Task prompt
Work through the entries below and report how many lines include "való". The number alone is the answer.

begin Entries provided

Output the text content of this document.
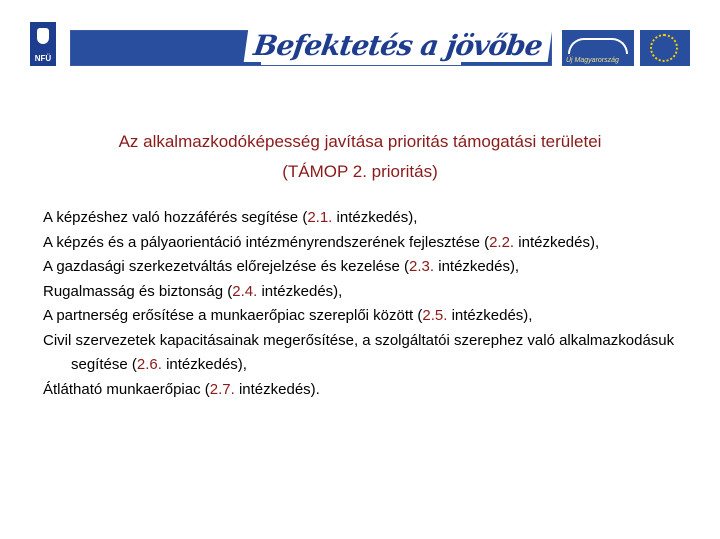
NFÜ	Befektetés a jövőbe	Új Magyarország
Az alkalmazkodóképesség javítása prioritás támogatási területei
(TÁMOP 2. prioritás)

A képzéshez való hozzáférés segítése (2.1. intézkedés),

A képzés és a pályaorientáció intézményrendszerének fejlesztése (2.2. intézkedés),

A gazdasági szerkezetváltás előrejelzése és kezelése (2.3. intézkedés),

Rugalmasság és biztonság (2.4. intézkedés),

A partnerség erősítése a munkaerőpiac szereplői között (2.5. intézkedés),

Civil szervezetek kapacitásainak megerősítése, a szolgáltatói szerephez való alkalmazkodásuk segítése (2.6. intézkedés),

Átlátható munkaerőpiac (2.7. intézkedés).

end Entries provided

In response
2